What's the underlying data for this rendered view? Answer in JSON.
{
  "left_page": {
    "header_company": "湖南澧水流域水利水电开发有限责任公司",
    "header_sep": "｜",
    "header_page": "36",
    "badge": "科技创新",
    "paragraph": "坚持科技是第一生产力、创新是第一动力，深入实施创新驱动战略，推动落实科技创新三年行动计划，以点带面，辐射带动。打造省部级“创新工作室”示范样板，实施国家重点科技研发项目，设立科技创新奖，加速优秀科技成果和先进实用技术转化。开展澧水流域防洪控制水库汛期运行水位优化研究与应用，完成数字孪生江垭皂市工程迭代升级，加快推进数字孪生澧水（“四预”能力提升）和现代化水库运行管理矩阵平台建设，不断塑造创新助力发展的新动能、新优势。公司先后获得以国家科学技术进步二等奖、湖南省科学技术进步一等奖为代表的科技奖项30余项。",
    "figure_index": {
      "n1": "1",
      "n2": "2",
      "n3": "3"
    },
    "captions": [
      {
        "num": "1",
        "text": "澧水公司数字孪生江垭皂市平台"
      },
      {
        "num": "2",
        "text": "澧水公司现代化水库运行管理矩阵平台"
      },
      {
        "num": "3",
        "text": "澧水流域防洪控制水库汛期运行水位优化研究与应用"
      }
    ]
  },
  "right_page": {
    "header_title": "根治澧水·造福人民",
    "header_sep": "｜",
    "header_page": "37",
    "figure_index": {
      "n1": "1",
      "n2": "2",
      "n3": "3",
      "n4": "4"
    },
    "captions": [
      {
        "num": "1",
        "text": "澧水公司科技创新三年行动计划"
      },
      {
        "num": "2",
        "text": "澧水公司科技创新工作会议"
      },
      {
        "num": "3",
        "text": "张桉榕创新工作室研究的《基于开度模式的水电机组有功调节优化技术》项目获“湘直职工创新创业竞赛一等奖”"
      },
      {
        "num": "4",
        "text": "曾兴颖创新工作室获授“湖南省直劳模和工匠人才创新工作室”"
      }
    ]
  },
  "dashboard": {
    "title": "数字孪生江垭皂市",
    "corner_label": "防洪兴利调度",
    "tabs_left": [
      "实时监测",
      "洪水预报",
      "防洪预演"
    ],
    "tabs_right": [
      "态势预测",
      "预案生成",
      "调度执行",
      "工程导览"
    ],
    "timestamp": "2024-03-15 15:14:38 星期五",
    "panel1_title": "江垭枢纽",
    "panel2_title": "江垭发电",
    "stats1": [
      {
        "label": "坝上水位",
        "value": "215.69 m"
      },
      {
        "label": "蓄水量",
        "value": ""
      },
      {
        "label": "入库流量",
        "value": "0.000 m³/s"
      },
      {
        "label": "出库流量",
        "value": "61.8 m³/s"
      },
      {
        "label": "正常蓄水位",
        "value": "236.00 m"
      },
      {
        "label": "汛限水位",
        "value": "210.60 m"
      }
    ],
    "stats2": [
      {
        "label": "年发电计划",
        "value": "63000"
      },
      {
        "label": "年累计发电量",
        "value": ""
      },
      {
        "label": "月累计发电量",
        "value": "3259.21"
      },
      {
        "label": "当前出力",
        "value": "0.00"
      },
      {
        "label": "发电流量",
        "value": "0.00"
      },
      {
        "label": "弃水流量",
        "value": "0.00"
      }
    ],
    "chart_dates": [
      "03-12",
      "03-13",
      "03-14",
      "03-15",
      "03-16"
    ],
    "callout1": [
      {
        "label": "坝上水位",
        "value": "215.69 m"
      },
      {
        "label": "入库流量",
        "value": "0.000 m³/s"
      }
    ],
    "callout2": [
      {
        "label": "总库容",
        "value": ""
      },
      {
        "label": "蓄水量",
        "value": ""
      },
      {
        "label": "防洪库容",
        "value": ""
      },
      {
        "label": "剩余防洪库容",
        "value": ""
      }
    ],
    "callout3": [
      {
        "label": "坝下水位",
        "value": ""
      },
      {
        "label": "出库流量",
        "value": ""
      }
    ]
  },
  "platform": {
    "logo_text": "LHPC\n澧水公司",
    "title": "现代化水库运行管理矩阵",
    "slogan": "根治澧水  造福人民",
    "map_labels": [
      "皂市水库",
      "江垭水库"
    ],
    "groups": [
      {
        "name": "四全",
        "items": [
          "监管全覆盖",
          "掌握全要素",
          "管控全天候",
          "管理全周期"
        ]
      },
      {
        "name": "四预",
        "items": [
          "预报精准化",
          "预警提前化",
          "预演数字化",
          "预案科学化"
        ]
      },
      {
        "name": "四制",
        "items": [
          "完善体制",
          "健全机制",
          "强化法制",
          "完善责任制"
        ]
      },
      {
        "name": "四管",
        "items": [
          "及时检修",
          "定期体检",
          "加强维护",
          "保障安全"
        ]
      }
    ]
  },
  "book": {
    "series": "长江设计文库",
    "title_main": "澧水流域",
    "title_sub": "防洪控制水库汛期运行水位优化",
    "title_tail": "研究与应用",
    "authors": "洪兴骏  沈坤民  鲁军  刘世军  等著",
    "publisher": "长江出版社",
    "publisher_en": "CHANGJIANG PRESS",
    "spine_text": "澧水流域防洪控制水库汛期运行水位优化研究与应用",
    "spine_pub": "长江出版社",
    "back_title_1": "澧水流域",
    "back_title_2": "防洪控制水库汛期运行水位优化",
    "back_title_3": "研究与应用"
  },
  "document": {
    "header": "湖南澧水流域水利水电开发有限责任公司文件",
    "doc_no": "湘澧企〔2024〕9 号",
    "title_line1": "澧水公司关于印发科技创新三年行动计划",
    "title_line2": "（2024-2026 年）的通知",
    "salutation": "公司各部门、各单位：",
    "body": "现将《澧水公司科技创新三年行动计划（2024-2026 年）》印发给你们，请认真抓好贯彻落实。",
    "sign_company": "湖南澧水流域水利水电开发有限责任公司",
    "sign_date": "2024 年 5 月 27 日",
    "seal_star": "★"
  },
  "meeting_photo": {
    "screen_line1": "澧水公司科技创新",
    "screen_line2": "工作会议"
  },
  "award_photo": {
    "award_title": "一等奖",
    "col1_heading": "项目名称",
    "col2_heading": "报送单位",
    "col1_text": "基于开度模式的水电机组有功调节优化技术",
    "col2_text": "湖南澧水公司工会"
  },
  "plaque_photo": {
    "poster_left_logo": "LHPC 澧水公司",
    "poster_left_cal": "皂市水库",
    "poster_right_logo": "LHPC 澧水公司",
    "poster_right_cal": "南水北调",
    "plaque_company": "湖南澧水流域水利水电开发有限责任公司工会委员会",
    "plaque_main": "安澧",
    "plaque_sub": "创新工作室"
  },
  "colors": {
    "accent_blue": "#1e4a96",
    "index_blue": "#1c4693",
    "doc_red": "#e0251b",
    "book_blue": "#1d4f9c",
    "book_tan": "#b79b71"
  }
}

============================================================

Copy out all lines where the word "澧水公司科技创新三年行动计划" appears.

        "text": "澧水公司科技创新三年行动计划"
    "body": "现将《澧水公司科技创新三年行动计划（2024-2026 年）》印发给你们，请认真抓好贯彻落实。",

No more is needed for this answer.